__Problem statement__.
Which lines hold the word "label"? Show each of them.

__Provided information__.
= = = =

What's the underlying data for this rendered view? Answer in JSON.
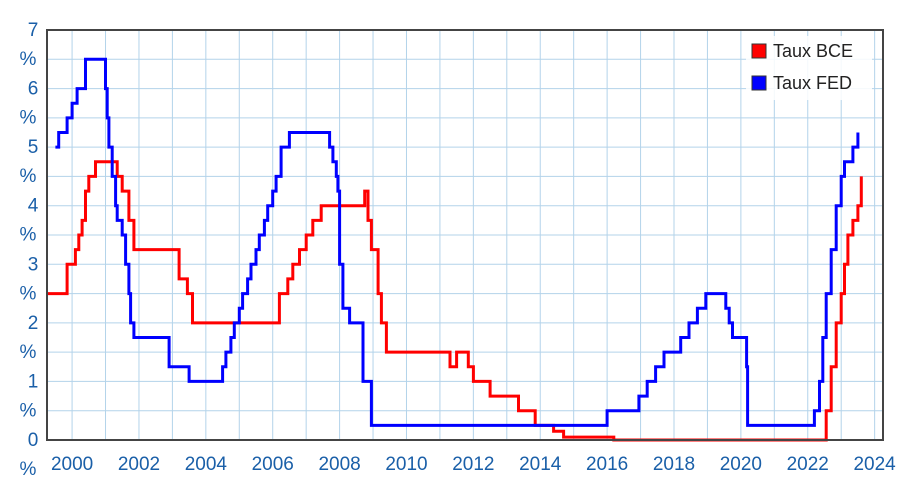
{
  "chart_data": {
    "type": "line",
    "x_ticks": [
      "2000",
      "2002",
      "2004",
      "2006",
      "2008",
      "2010",
      "2012",
      "2014",
      "2016",
      "2018",
      "2020",
      "2022",
      "2024"
    ],
    "y_ticks": [
      {
        "value": 0,
        "label": "0",
        "unit": "%"
      },
      {
        "value": 1,
        "label": "1",
        "unit": "%"
      },
      {
        "value": 2,
        "label": "2",
        "unit": "%"
      },
      {
        "value": 3,
        "label": "3",
        "unit": "%"
      },
      {
        "value": 4,
        "label": "4",
        "unit": "%"
      },
      {
        "value": 5,
        "label": "5",
        "unit": "%"
      },
      {
        "value": 6,
        "label": "6",
        "unit": "%"
      },
      {
        "value": 7,
        "label": "7",
        "unit": "%"
      }
    ],
    "xlim": [
      1999.25,
      2024.25
    ],
    "ylim": [
      0,
      7
    ],
    "grid": true,
    "legend_position": "top-right",
    "colors": {
      "grid": "#b3d3ea",
      "tick_text": "#1a5fa8",
      "frame": "#444444"
    },
    "series": [
      {
        "name": "Taux BCE",
        "color": "#ff0000",
        "x": [
          1999.25,
          1999.8,
          1999.85,
          2000.1,
          2000.2,
          2000.3,
          2000.4,
          2000.5,
          2000.7,
          2000.8,
          2001.35,
          2001.5,
          2001.7,
          2001.85,
          2002.95,
          2003.2,
          2003.45,
          2003.6,
          2005.9,
          2006.2,
          2006.45,
          2006.6,
          2006.8,
          2007.0,
          2007.2,
          2007.45,
          2008.5,
          2008.75,
          2008.85,
          2008.95,
          2009.15,
          2009.25,
          2009.4,
          2011.3,
          2011.5,
          2011.85,
          2012.0,
          2012.5,
          2013.35,
          2013.85,
          2014.4,
          2014.7,
          2016.2,
          2022.5,
          2022.55,
          2022.7,
          2022.85,
          2023.0,
          2023.1,
          2023.2,
          2023.35,
          2023.5,
          2023.6
        ],
        "y": [
          2.5,
          2.5,
          3.0,
          3.25,
          3.5,
          3.75,
          4.25,
          4.5,
          4.75,
          4.75,
          4.5,
          4.25,
          3.75,
          3.25,
          3.25,
          2.75,
          2.5,
          2.0,
          2.0,
          2.5,
          2.75,
          3.0,
          3.25,
          3.5,
          3.75,
          4.0,
          4.0,
          4.25,
          3.75,
          3.25,
          2.5,
          2.0,
          1.5,
          1.25,
          1.5,
          1.25,
          1.0,
          0.75,
          0.5,
          0.25,
          0.15,
          0.05,
          0.0,
          0.0,
          0.5,
          1.25,
          2.0,
          2.5,
          3.0,
          3.5,
          3.75,
          4.0,
          4.5
        ]
      },
      {
        "name": "Taux FED",
        "color": "#0000ff",
        "x": [
          1999.5,
          1999.6,
          1999.85,
          2000.0,
          2000.15,
          2000.4,
          2001.0,
          2001.05,
          2001.1,
          2001.2,
          2001.3,
          2001.35,
          2001.5,
          2001.6,
          2001.7,
          2001.75,
          2001.85,
          2001.95,
          2002.9,
          2003.5,
          2004.5,
          2004.6,
          2004.75,
          2004.85,
          2005.0,
          2005.1,
          2005.25,
          2005.35,
          2005.5,
          2005.6,
          2005.75,
          2005.85,
          2006.0,
          2006.1,
          2006.25,
          2006.5,
          2007.7,
          2007.8,
          2007.9,
          2007.95,
          2008.0,
          2008.1,
          2008.3,
          2008.7,
          2008.95,
          2016.0,
          2016.95,
          2017.2,
          2017.45,
          2017.7,
          2018.2,
          2018.45,
          2018.7,
          2018.95,
          2019.55,
          2019.65,
          2019.75,
          2020.17,
          2020.2,
          2022.2,
          2022.35,
          2022.45,
          2022.55,
          2022.7,
          2022.85,
          2023.0,
          2023.1,
          2023.35,
          2023.5
        ],
        "y": [
          5.0,
          5.25,
          5.5,
          5.75,
          6.0,
          6.5,
          6.0,
          5.5,
          5.0,
          4.5,
          4.0,
          3.75,
          3.5,
          3.0,
          2.5,
          2.0,
          1.75,
          1.75,
          1.25,
          1.0,
          1.25,
          1.5,
          1.75,
          2.0,
          2.25,
          2.5,
          2.75,
          3.0,
          3.25,
          3.5,
          3.75,
          4.0,
          4.25,
          4.5,
          5.0,
          5.25,
          5.0,
          4.75,
          4.5,
          4.25,
          3.0,
          2.25,
          2.0,
          1.0,
          0.25,
          0.5,
          0.75,
          1.0,
          1.25,
          1.5,
          1.75,
          2.0,
          2.25,
          2.5,
          2.25,
          2.0,
          1.75,
          1.25,
          0.25,
          0.5,
          1.0,
          1.75,
          2.5,
          3.25,
          4.0,
          4.5,
          4.75,
          5.0,
          5.25
        ]
      }
    ]
  }
}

= = = =

__Response to the exercise__.
        "label": "0",
        "label": "1",
        "label": "2",
        "label": "3",
        "label": "4",
        "label": "5",
        "label": "6",
        "label": "7",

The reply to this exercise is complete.